— begin Data supplied —
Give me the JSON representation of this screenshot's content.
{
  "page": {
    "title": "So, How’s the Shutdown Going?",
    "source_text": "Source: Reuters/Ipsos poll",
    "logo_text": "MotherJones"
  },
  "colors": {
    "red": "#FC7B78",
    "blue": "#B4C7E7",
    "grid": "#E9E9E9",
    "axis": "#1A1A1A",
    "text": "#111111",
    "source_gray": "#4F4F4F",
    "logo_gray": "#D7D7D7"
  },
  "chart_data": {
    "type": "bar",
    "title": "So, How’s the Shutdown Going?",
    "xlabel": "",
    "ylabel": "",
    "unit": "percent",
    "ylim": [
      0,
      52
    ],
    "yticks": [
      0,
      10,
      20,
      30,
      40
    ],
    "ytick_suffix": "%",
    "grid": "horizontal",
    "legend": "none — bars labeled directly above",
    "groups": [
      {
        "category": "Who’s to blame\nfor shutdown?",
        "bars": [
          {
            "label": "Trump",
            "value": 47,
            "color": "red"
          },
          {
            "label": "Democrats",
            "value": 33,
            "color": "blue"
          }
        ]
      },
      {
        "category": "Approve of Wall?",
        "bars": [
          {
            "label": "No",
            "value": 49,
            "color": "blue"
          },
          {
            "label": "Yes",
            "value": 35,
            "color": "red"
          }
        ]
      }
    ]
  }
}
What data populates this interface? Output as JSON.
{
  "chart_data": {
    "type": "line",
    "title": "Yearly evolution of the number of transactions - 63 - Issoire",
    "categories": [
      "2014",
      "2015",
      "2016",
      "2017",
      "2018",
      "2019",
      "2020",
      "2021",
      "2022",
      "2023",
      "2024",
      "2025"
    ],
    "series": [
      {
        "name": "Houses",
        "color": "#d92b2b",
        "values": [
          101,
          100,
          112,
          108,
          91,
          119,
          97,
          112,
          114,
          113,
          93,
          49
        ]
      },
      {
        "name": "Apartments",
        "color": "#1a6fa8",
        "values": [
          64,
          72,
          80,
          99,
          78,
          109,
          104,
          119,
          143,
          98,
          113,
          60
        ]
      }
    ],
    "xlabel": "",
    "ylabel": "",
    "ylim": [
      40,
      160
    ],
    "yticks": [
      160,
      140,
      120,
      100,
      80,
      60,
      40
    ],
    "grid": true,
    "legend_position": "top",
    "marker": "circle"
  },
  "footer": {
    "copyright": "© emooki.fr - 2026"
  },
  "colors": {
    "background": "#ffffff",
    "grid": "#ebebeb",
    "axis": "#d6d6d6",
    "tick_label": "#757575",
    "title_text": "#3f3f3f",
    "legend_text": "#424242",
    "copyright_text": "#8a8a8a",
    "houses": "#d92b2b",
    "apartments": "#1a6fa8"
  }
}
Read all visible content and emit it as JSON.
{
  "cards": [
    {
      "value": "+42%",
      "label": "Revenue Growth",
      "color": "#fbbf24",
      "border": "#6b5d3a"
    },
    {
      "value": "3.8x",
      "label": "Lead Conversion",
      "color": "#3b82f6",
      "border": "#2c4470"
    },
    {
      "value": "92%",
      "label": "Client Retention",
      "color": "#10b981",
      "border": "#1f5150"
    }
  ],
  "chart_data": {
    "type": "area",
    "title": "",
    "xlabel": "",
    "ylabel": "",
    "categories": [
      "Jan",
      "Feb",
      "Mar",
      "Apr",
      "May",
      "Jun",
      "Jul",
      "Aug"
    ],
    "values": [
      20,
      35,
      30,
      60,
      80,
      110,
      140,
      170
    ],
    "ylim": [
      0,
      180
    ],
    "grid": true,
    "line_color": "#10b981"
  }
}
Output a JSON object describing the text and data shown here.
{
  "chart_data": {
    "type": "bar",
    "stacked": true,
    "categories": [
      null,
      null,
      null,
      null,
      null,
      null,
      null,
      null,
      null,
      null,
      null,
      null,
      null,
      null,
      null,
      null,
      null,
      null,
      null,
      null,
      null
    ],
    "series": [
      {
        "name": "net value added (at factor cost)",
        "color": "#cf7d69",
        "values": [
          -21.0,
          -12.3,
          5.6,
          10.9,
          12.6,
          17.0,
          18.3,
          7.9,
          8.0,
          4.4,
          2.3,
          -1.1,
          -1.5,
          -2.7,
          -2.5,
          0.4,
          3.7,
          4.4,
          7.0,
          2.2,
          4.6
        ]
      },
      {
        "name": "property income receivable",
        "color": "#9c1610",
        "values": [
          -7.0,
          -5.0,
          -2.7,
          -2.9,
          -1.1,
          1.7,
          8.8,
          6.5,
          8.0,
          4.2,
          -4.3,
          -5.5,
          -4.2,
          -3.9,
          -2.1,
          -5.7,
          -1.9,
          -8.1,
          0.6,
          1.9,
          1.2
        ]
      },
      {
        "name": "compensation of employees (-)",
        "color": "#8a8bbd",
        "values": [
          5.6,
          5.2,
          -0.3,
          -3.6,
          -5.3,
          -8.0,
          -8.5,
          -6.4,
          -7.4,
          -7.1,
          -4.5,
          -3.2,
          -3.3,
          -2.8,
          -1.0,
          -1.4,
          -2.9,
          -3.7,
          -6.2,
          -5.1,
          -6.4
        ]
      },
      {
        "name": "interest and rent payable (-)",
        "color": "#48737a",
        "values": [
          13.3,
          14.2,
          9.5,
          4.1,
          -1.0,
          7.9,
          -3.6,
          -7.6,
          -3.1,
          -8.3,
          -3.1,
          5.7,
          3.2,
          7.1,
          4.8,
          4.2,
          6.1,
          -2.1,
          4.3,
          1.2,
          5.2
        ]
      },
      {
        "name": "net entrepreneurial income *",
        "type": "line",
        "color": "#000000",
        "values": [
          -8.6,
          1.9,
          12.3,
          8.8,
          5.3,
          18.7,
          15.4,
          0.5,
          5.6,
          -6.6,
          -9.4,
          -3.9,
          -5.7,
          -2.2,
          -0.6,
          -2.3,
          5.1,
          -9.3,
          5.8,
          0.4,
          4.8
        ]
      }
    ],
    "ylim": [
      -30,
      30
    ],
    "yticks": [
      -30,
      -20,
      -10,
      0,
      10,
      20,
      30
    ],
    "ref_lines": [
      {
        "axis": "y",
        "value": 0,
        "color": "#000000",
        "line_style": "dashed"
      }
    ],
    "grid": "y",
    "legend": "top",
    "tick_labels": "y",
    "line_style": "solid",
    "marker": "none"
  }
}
— end Data supplied —
- _The exercise_
Your task is to retype all of the records exactly.

- _Result of the exercise_
Give me the JSON representation of this screenshot's content.
{
  "page": {
    "title": "So, How’s the Shutdown Going?",
    "source_text": "Source: Reuters/Ipsos poll",
    "logo_text": "MotherJones"
  },
  "colors": {
    "red": "#FC7B78",
    "blue": "#B4C7E7",
    "grid": "#E9E9E9",
    "axis": "#1A1A1A",
    "text": "#111111",
    "source_gray": "#4F4F4F",
    "logo_gray": "#D7D7D7"
  },
  "chart_data": {
    "type": "bar",
    "title": "So, How’s the Shutdown Going?",
    "xlabel": "",
    "ylabel": "",
    "unit": "percent",
    "ylim": [
      0,
      52
    ],
    "yticks": [
      0,
      10,
      20,
      30,
      40
    ],
    "ytick_suffix": "%",
    "grid": "horizontal",
    "legend": "none — bars labeled directly above",
    "groups": [
      {
        "category": "Who’s to blame\nfor shutdown?",
        "bars": [
          {
            "label": "Trump",
            "value": 47,
            "color": "red"
          },
          {
            "label": "Democrats",
            "value": 33,
            "color": "blue"
          }
        ]
      },
      {
        "category": "Approve of Wall?",
        "bars": [
          {
            "label": "No",
            "value": 49,
            "color": "blue"
          },
          {
            "label": "Yes",
            "value": 35,
            "color": "red"
          }
        ]
      }
    ]
  }
}
What data populates this interface? Output as JSON.
{
  "chart_data": {
    "type": "line",
    "title": "Yearly evolution of the number of transactions - 63 - Issoire",
    "categories": [
      "2014",
      "2015",
      "2016",
      "2017",
      "2018",
      "2019",
      "2020",
      "2021",
      "2022",
      "2023",
      "2024",
      "2025"
    ],
    "series": [
      {
        "name": "Houses",
        "color": "#d92b2b",
        "values": [
          101,
          100,
          112,
          108,
          91,
          119,
          97,
          112,
          114,
          113,
          93,
          49
        ]
      },
      {
        "name": "Apartments",
        "color": "#1a6fa8",
        "values": [
          64,
          72,
          80,
          99,
          78,
          109,
          104,
          119,
          143,
          98,
          113,
          60
        ]
      }
    ],
    "xlabel": "",
    "ylabel": "",
    "ylim": [
      40,
      160
    ],
    "yticks": [
      160,
      140,
      120,
      100,
      80,
      60,
      40
    ],
    "grid": true,
    "legend_position": "top",
    "marker": "circle"
  },
  "footer": {
    "copyright": "© emooki.fr - 2026"
  },
  "colors": {
    "background": "#ffffff",
    "grid": "#ebebeb",
    "axis": "#d6d6d6",
    "tick_label": "#757575",
    "title_text": "#3f3f3f",
    "legend_text": "#424242",
    "copyright_text": "#8a8a8a",
    "houses": "#d92b2b",
    "apartments": "#1a6fa8"
  }
}
Read all visible content and emit it as JSON.
{
  "cards": [
    {
      "value": "+42%",
      "label": "Revenue Growth",
      "color": "#fbbf24",
      "border": "#6b5d3a"
    },
    {
      "value": "3.8x",
      "label": "Lead Conversion",
      "color": "#3b82f6",
      "border": "#2c4470"
    },
    {
      "value": "92%",
      "label": "Client Retention",
      "color": "#10b981",
      "border": "#1f5150"
    }
  ],
  "chart_data": {
    "type": "area",
    "title": "",
    "xlabel": "",
    "ylabel": "",
    "categories": [
      "Jan",
      "Feb",
      "Mar",
      "Apr",
      "May",
      "Jun",
      "Jul",
      "Aug"
    ],
    "values": [
      20,
      35,
      30,
      60,
      80,
      110,
      140,
      170
    ],
    "ylim": [
      0,
      180
    ],
    "grid": true,
    "line_color": "#10b981"
  }
}
Output a JSON object describing the text and data shown here.
{
  "chart_data": {
    "type": "bar",
    "stacked": true,
    "categories": [
      null,
      null,
      null,
      null,
      null,
      null,
      null,
      null,
      null,
      null,
      null,
      null,
      null,
      null,
      null,
      null,
      null,
      null,
      null,
      null,
      null
    ],
    "series": [
      {
        "name": "net value added (at factor cost)",
        "color": "#cf7d69",
        "values": [
          -21.0,
          -12.3,
          5.6,
          10.9,
          12.6,
          17.0,
          18.3,
          7.9,
          8.0,
          4.4,
          2.3,
          -1.1,
          -1.5,
          -2.7,
          -2.5,
          0.4,
          3.7,
          4.4,
          7.0,
          2.2,
          4.6
        ]
      },
      {
        "name": "property income receivable",
        "color": "#9c1610",
        "values": [
          -7.0,
          -5.0,
          -2.7,
          -2.9,
          -1.1,
          1.7,
          8.8,
          6.5,
          8.0,
          4.2,
          -4.3,
          -5.5,
          -4.2,
          -3.9,
          -2.1,
          -5.7,
          -1.9,
          -8.1,
          0.6,
          1.9,
          1.2
        ]
      },
      {
        "name": "compensation of employees (-)",
        "color": "#8a8bbd",
        "values": [
          5.6,
          5.2,
          -0.3,
          -3.6,
          -5.3,
          -8.0,
          -8.5,
          -6.4,
          -7.4,
          -7.1,
          -4.5,
          -3.2,
          -3.3,
          -2.8,
          -1.0,
          -1.4,
          -2.9,
          -3.7,
          -6.2,
          -5.1,
          -6.4
        ]
      },
      {
        "name": "interest and rent payable (-)",
        "color": "#48737a",
        "values": [
          13.3,
          14.2,
          9.5,
          4.1,
          -1.0,
          7.9,
          -3.6,
          -7.6,
          -3.1,
          -8.3,
          -3.1,
          5.7,
          3.2,
          7.1,
          4.8,
          4.2,
          6.1,
          -2.1,
          4.3,
          1.2,
          5.2
        ]
      },
      {
        "name": "net entrepreneurial income *",
        "type": "line",
        "color": "#000000",
        "values": [
          -8.6,
          1.9,
          12.3,
          8.8,
          5.3,
          18.7,
          15.4,
          0.5,
          5.6,
          -6.6,
          -9.4,
          -3.9,
          -5.7,
          -2.2,
          -0.6,
          -2.3,
          5.1,
          -9.3,
          5.8,
          0.4,
          4.8
        ]
      }
    ],
    "ylim": [
      -30,
      30
    ],
    "yticks": [
      -30,
      -20,
      -10,
      0,
      10,
      20,
      30
    ],
    "ref_lines": [
      {
        "axis": "y",
        "value": 0,
        "color": "#000000",
        "line_style": "dashed"
      }
    ],
    "grid": "y",
    "legend": "top",
    "tick_labels": "y",
    "line_style": "solid",
    "marker": "none"
  }
}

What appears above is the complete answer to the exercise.